# [STATED EXERCISE]
Return the entries below in their exact form, leaving the pictures out.

[Dataset records on visual material]
▼▼▼
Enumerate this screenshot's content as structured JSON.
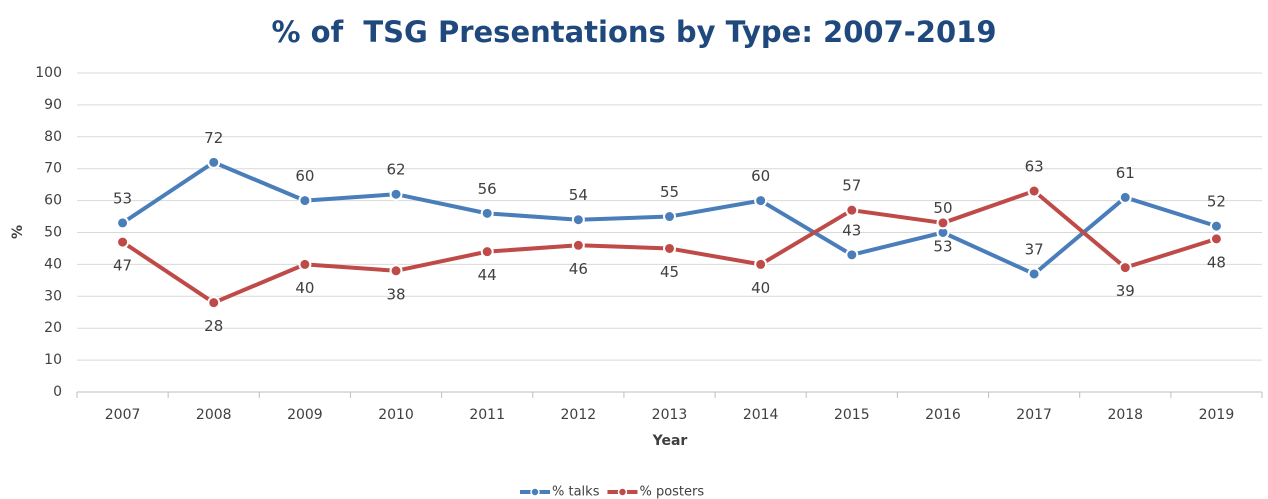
{
  "chart_data": {
    "type": "line",
    "title": "% of  TSG Presentations by Type: 2007-2019",
    "x_label": "Year",
    "y_label": "%",
    "categories": [
      "2007",
      "2008",
      "2009",
      "2010",
      "2011",
      "2012",
      "2013",
      "2014",
      "2015",
      "2016",
      "2017",
      "2018",
      "2019"
    ],
    "series": [
      {
        "name": "% talks",
        "color": "#4a7ebb",
        "values": [
          53,
          72,
          60,
          62,
          56,
          54,
          55,
          60,
          43,
          50,
          37,
          61,
          52
        ]
      },
      {
        "name": "% posters",
        "color": "#be4b48",
        "values": [
          47,
          28,
          40,
          38,
          44,
          46,
          45,
          40,
          57,
          53,
          63,
          39,
          48
        ]
      }
    ],
    "ylim": [
      0,
      100
    ],
    "yticks": [
      0,
      10,
      20,
      30,
      40,
      50,
      60,
      70,
      80,
      90,
      100
    ],
    "grid": true,
    "legend": "bottom"
  }
}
▲▲▲
# [ANSWER TO THE EXERCISE]
Enumerate this screenshot's content as structured JSON.
{
  "chart_data": {
    "type": "line",
    "title": "% of  TSG Presentations by Type: 2007-2019",
    "x_label": "Year",
    "y_label": "%",
    "categories": [
      "2007",
      "2008",
      "2009",
      "2010",
      "2011",
      "2012",
      "2013",
      "2014",
      "2015",
      "2016",
      "2017",
      "2018",
      "2019"
    ],
    "series": [
      {
        "name": "% talks",
        "color": "#4a7ebb",
        "values": [
          53,
          72,
          60,
          62,
          56,
          54,
          55,
          60,
          43,
          50,
          37,
          61,
          52
        ]
      },
      {
        "name": "% posters",
        "color": "#be4b48",
        "values": [
          47,
          28,
          40,
          38,
          44,
          46,
          45,
          40,
          57,
          53,
          63,
          39,
          48
        ]
      }
    ],
    "ylim": [
      0,
      100
    ],
    "yticks": [
      0,
      10,
      20,
      30,
      40,
      50,
      60,
      70,
      80,
      90,
      100
    ],
    "grid": true,
    "legend": "bottom"
  }
}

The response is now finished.